[Data entries for graphics]
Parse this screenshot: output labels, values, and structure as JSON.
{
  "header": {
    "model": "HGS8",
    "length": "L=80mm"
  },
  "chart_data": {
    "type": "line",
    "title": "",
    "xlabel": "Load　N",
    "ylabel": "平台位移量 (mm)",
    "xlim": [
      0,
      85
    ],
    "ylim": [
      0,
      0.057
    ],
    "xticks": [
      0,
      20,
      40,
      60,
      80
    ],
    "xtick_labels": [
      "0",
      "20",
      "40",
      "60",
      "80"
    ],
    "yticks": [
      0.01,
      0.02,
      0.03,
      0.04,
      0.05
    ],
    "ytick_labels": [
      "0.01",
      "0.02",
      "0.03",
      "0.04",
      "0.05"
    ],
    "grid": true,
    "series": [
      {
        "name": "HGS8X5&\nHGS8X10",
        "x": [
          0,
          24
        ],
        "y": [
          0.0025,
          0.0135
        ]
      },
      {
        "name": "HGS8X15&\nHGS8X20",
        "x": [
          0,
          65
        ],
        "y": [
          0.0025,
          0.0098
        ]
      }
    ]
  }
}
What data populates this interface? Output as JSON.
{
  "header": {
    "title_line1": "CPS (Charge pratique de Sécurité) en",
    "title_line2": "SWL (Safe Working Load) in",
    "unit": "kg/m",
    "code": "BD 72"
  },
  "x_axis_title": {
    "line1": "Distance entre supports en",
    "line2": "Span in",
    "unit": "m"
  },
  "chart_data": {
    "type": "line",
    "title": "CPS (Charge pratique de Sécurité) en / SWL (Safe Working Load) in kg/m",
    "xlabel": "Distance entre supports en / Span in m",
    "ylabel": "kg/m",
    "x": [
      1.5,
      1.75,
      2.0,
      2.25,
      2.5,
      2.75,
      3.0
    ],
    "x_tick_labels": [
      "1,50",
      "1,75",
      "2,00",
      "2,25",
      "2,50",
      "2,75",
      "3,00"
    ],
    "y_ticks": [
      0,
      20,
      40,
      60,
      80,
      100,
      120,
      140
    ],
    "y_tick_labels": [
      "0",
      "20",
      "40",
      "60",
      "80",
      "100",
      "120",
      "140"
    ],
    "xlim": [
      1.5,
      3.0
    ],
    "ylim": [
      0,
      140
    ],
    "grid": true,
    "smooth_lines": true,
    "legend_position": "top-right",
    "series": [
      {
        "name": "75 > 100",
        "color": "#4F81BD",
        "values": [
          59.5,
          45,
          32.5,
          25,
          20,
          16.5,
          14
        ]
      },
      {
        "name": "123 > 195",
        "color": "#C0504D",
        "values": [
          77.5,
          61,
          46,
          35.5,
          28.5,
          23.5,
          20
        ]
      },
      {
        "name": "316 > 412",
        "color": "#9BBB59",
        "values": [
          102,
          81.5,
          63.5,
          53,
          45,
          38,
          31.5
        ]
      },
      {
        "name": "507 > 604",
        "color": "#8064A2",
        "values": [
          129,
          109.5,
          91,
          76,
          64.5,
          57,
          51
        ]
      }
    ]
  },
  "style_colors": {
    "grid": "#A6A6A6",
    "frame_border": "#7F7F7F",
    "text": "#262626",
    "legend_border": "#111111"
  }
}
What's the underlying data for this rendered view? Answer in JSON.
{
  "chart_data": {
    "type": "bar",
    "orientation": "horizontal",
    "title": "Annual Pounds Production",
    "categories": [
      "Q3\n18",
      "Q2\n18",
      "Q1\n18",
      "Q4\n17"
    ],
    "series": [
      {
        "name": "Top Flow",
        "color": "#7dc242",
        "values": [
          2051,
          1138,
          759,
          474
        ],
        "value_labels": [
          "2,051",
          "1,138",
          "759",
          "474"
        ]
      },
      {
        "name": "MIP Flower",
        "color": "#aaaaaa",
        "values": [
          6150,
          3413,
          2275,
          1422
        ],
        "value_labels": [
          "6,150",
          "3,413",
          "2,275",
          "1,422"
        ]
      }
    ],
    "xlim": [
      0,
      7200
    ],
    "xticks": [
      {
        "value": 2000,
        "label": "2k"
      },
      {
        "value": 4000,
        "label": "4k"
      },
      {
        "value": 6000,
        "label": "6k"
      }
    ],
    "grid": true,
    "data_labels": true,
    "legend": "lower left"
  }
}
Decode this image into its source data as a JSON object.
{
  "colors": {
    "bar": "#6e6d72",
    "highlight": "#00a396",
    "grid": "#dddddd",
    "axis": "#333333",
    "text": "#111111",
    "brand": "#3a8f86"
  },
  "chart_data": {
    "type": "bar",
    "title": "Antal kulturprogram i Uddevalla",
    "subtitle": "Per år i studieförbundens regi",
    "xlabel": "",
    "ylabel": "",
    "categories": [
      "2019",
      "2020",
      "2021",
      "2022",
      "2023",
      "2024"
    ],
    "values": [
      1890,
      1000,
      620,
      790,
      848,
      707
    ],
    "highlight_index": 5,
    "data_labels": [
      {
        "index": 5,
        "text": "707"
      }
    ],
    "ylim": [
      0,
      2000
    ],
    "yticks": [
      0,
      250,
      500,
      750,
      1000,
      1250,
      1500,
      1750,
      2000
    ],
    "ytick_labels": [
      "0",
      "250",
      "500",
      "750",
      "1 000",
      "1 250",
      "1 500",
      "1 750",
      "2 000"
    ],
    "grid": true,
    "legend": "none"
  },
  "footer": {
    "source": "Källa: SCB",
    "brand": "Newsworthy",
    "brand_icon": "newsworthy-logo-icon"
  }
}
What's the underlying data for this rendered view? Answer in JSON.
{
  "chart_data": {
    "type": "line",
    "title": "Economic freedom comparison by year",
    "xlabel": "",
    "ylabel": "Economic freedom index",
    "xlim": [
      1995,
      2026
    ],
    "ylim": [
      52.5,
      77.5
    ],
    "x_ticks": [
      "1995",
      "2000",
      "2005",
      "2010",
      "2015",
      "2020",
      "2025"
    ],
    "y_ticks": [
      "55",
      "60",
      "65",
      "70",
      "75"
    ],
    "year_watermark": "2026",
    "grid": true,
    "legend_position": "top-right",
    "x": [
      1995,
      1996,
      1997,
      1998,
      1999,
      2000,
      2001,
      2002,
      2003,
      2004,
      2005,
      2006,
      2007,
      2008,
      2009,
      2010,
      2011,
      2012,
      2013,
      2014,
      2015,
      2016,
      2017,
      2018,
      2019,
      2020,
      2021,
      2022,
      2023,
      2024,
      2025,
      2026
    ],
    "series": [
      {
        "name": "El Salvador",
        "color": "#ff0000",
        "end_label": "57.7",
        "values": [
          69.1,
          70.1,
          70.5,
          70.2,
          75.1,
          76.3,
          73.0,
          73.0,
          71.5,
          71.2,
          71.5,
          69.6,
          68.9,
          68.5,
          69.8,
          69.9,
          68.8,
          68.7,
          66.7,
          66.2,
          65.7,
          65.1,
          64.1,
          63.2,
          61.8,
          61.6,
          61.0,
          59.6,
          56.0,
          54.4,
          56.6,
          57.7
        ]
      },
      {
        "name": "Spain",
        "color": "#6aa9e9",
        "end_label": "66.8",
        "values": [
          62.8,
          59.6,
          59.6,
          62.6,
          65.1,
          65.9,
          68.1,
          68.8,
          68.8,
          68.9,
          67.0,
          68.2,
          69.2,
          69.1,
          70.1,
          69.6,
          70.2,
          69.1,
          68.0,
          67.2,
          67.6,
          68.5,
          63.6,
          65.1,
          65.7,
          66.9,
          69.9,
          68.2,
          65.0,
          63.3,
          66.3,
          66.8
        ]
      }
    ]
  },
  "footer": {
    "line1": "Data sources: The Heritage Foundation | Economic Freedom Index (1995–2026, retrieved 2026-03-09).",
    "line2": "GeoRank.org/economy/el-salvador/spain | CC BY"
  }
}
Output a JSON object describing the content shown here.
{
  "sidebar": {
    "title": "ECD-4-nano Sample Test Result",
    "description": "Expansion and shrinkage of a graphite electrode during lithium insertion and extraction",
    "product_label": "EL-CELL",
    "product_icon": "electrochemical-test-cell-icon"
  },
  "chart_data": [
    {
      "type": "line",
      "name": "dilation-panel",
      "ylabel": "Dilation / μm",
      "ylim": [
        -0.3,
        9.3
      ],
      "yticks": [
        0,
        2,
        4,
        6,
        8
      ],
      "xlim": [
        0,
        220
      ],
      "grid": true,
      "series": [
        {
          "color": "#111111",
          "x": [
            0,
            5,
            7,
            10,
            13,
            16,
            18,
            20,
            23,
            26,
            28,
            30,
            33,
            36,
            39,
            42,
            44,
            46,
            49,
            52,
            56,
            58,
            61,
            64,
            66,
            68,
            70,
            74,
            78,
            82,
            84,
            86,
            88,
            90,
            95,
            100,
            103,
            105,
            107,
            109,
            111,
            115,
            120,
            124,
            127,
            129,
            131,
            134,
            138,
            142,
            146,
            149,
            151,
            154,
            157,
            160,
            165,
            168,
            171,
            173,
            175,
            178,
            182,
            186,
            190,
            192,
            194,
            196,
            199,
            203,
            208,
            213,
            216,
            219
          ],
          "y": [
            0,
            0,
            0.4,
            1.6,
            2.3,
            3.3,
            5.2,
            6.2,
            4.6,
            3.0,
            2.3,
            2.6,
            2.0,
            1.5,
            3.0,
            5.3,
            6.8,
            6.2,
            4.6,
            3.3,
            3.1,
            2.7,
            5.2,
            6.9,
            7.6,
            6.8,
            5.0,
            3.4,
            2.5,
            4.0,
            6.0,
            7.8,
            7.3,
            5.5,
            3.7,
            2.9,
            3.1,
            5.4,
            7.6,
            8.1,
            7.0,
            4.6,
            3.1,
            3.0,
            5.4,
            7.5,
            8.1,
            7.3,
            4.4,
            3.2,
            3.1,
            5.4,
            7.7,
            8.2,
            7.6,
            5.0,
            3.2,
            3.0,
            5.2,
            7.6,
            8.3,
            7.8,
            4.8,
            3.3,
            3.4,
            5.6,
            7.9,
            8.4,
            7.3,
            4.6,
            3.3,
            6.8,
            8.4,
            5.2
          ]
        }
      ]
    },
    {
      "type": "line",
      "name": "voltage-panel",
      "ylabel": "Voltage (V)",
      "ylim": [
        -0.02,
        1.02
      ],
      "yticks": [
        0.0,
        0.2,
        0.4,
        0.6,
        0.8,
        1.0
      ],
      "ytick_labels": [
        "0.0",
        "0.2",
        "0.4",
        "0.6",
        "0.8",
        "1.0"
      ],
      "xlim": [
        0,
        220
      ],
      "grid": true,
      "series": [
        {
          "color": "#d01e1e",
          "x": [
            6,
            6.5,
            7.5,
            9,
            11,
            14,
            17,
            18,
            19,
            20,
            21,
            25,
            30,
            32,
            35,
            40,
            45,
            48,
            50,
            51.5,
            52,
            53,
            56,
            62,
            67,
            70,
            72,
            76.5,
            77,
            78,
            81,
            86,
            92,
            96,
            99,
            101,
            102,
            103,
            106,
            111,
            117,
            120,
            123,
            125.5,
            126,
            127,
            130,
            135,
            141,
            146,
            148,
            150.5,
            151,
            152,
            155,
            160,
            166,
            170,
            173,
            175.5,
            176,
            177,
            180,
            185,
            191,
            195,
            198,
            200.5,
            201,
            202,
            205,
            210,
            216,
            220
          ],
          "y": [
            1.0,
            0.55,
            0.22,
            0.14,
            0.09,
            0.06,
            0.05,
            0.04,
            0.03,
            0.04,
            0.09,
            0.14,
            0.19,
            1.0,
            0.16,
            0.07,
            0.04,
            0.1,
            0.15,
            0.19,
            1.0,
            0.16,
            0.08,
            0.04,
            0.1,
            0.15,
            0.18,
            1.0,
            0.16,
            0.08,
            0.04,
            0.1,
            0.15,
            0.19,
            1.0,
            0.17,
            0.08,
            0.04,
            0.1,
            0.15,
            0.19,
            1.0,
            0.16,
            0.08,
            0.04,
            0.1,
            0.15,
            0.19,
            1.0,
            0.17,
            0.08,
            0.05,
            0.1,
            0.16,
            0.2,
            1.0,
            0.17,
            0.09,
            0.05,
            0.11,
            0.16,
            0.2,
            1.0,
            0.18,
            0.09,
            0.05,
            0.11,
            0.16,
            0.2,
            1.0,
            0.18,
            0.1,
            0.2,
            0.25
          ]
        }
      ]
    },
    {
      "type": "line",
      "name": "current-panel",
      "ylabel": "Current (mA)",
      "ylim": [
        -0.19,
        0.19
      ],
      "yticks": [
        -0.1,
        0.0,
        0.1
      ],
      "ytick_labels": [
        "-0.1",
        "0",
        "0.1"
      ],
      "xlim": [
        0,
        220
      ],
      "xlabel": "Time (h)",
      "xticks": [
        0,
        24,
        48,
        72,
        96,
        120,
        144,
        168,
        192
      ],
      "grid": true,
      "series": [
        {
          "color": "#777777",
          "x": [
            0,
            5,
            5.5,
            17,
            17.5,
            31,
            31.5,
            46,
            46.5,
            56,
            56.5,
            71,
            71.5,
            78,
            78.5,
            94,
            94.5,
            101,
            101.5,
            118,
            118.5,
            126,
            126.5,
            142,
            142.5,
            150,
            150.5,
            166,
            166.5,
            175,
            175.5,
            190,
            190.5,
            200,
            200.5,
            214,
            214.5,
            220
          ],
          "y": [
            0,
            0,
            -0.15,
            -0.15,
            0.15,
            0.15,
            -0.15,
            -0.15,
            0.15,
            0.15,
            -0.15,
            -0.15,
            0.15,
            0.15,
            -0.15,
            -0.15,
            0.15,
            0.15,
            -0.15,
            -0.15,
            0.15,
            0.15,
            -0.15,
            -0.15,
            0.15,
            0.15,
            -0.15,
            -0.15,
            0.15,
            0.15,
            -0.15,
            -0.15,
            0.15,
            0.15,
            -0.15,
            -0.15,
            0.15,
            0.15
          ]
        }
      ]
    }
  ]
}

◆ WHAT YOU SHOULD DO ◆
Return each line of the data that contains the string "icon".

◆ RESPONSE FOR THIS EXERCISE ◆
    "brand_icon": "newsworthy-logo-icon"
    "product_icon": "electrochemical-test-cell-icon"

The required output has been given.